Filter the records below and copy every line containing the word "ffffff".

Exercise data:
# # # # # # #
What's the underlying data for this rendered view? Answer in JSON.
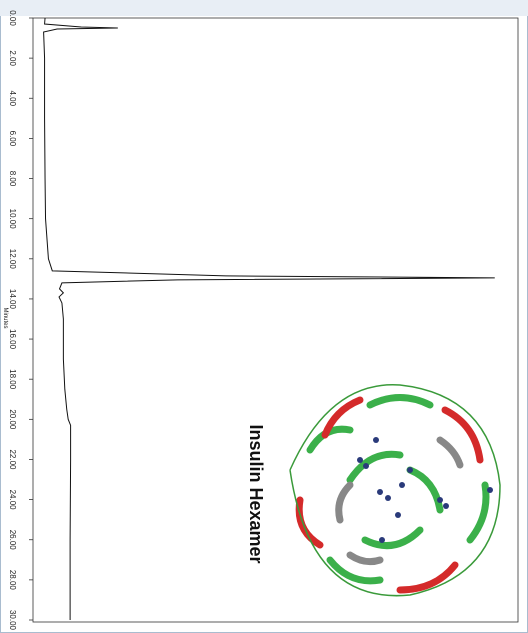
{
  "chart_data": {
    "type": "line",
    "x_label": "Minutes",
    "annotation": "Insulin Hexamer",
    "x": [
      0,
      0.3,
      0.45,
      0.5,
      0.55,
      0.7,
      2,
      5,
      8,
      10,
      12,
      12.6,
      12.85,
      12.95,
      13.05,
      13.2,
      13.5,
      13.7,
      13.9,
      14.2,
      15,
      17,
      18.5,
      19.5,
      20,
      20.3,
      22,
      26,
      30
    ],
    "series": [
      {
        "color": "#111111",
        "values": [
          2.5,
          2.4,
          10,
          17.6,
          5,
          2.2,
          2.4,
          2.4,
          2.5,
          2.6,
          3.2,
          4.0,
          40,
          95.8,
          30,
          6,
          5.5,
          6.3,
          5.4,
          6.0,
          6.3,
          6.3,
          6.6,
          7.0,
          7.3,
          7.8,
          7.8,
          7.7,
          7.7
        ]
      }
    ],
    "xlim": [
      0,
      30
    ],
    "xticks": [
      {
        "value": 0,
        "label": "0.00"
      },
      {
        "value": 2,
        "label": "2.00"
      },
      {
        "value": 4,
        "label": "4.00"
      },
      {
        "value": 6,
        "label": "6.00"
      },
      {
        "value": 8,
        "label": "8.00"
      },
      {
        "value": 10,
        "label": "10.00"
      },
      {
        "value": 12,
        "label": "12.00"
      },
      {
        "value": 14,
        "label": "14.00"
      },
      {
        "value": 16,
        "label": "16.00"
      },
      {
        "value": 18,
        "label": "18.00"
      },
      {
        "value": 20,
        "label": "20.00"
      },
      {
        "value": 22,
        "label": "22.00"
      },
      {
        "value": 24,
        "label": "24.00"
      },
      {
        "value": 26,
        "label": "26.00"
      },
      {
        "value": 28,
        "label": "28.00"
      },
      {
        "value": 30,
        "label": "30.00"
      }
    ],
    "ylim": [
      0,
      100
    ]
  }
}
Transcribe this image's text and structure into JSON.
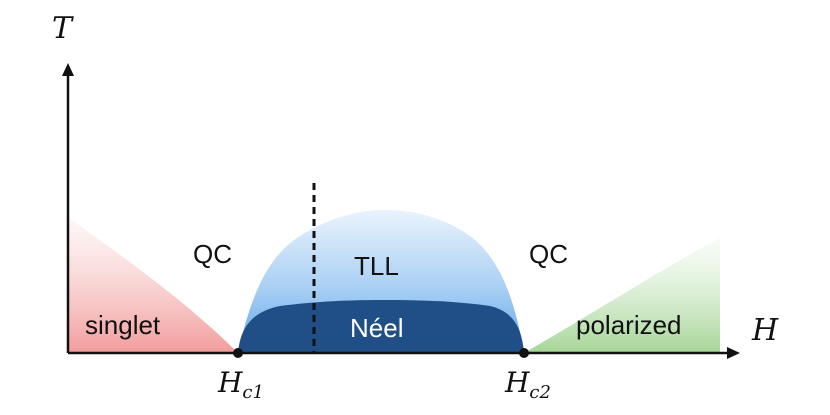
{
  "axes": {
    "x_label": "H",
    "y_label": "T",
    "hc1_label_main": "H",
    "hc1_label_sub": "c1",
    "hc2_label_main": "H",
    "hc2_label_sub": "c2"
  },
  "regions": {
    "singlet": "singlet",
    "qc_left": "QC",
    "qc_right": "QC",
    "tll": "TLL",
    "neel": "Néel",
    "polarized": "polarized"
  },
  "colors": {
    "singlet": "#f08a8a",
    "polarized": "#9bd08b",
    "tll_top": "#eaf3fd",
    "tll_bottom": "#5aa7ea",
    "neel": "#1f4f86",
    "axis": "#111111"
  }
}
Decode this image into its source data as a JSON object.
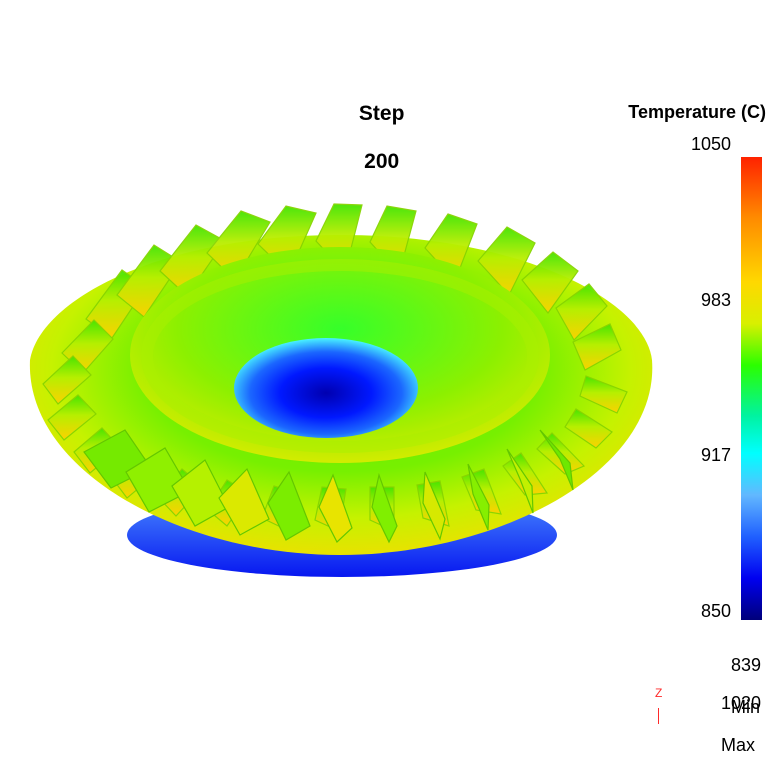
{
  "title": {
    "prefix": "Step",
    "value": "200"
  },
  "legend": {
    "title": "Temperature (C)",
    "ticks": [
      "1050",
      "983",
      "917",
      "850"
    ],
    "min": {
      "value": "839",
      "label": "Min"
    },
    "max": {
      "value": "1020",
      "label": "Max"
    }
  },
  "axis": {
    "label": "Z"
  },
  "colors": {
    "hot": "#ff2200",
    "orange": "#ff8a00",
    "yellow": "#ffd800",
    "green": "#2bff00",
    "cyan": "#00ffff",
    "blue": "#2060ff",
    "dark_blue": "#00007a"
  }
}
# # # # # # #
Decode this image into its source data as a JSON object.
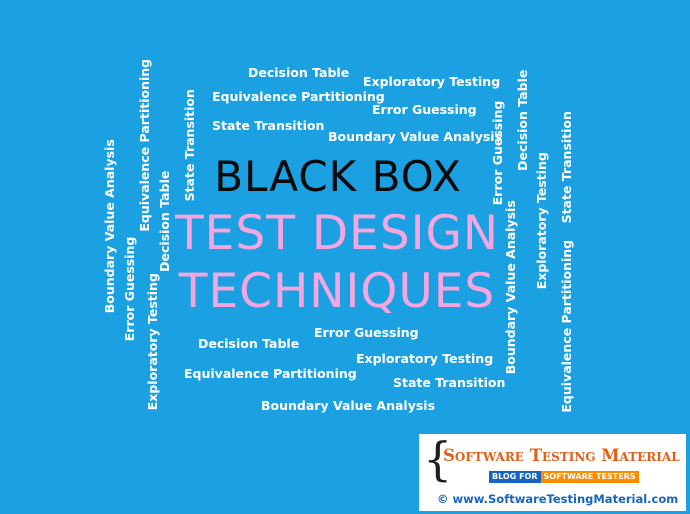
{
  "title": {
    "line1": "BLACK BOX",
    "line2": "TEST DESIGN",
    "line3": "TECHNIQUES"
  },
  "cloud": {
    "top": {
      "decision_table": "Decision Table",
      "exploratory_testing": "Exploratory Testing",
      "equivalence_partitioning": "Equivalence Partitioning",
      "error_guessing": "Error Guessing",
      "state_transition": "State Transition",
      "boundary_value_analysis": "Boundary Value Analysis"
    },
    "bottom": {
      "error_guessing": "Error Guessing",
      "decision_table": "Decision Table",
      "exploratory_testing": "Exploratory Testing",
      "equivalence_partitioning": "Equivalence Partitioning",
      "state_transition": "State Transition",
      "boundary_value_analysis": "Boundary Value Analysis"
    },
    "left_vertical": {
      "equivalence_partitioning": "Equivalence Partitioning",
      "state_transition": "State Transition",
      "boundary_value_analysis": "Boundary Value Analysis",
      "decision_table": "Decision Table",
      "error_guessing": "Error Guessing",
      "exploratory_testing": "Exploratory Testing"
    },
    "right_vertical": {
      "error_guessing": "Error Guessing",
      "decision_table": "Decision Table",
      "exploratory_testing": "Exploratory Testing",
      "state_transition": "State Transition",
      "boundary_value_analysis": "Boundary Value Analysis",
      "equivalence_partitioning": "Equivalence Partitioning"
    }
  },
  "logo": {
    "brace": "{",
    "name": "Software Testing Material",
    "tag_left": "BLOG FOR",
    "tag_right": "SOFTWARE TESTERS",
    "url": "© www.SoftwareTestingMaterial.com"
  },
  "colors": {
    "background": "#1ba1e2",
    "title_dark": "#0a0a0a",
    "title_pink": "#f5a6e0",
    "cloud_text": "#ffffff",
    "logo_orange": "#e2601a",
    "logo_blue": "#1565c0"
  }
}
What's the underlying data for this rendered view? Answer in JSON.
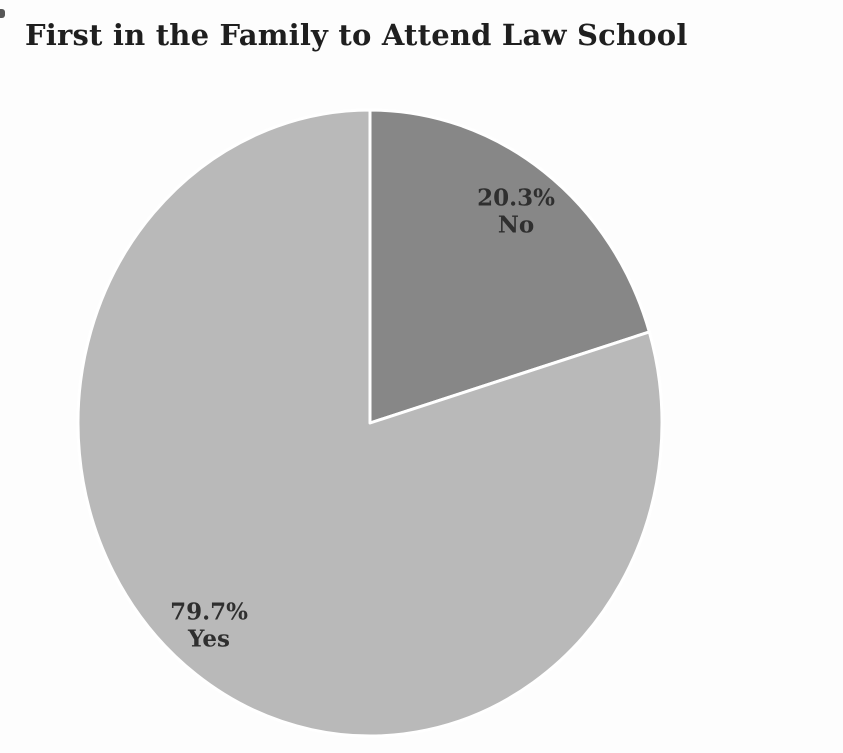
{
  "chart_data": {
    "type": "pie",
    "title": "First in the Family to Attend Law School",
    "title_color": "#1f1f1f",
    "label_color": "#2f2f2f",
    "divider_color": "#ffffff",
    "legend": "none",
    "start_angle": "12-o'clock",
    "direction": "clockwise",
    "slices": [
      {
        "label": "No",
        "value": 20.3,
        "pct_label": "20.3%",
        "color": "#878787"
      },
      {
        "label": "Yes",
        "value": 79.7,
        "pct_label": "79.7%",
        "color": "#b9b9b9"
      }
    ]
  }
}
# # # # # # #
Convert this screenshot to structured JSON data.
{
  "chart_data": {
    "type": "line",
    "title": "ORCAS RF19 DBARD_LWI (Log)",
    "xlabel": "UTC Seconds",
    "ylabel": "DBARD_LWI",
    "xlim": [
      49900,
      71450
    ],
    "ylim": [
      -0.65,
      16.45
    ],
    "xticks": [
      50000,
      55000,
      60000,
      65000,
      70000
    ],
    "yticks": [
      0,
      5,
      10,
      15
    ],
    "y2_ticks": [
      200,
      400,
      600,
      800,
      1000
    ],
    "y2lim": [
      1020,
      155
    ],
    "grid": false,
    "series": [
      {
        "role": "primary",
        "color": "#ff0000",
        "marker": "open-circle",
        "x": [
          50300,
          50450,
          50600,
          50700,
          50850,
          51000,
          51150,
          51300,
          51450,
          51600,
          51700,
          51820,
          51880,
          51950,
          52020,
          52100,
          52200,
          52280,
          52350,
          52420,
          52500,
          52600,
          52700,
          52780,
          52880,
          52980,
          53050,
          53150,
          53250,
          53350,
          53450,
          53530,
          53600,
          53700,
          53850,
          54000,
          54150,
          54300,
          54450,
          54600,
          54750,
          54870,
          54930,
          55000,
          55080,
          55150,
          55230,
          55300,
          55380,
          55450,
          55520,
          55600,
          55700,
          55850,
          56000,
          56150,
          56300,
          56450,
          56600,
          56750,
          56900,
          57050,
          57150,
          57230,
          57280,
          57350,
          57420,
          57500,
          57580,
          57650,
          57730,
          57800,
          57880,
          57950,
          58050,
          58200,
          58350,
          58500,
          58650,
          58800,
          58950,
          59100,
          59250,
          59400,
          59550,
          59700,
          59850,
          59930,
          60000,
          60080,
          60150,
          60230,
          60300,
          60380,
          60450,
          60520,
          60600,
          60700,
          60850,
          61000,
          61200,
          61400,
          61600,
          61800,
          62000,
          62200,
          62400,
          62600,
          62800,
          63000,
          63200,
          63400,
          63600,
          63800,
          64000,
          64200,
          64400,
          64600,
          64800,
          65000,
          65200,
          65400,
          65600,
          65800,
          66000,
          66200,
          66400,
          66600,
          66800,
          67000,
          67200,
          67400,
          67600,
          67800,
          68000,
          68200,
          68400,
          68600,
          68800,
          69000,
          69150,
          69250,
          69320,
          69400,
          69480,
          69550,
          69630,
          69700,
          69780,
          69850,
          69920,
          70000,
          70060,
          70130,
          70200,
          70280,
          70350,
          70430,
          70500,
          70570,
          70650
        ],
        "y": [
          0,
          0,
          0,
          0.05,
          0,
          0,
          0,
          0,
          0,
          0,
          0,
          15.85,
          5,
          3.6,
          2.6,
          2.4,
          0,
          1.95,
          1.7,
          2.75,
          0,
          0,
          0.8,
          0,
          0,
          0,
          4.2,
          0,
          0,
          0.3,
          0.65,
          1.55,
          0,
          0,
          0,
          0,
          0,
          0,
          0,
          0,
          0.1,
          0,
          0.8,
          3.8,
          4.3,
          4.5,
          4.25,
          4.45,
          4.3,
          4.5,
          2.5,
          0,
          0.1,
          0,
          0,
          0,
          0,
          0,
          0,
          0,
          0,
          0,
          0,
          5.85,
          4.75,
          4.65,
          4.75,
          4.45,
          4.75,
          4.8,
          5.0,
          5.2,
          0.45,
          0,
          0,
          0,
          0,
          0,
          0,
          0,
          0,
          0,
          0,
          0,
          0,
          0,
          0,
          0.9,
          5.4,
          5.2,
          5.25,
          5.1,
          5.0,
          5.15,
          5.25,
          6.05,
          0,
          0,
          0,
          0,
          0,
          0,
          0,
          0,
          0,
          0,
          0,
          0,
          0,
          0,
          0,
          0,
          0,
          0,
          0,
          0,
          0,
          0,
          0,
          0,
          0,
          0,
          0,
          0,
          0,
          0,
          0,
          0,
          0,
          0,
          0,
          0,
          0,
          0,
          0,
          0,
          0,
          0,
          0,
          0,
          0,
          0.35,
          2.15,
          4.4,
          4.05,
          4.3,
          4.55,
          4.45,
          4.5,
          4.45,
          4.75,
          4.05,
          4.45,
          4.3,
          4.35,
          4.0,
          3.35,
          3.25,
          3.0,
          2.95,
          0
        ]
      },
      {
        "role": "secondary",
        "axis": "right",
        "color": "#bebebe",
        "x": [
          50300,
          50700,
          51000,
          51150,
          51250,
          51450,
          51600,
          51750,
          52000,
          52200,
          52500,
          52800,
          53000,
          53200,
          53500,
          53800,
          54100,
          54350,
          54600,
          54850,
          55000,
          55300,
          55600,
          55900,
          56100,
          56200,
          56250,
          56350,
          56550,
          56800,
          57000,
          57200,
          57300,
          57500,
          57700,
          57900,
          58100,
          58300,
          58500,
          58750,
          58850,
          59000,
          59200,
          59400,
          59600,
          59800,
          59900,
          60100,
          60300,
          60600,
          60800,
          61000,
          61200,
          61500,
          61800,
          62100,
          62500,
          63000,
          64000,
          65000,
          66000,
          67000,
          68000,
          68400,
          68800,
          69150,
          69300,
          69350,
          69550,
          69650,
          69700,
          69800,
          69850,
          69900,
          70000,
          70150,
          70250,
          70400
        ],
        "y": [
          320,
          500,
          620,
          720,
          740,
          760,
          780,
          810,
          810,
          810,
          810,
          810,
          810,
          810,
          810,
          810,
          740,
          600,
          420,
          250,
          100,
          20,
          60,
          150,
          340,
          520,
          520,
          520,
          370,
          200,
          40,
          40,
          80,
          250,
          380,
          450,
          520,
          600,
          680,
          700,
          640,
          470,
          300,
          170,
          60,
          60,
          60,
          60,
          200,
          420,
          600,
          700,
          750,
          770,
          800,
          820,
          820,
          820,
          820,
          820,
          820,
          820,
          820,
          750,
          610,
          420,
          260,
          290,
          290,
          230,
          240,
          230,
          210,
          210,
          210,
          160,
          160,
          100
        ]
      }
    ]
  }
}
# # # # # # #
The solution:
    "cloud_text": "#ffffff",
    "divider_color": "#ffffff",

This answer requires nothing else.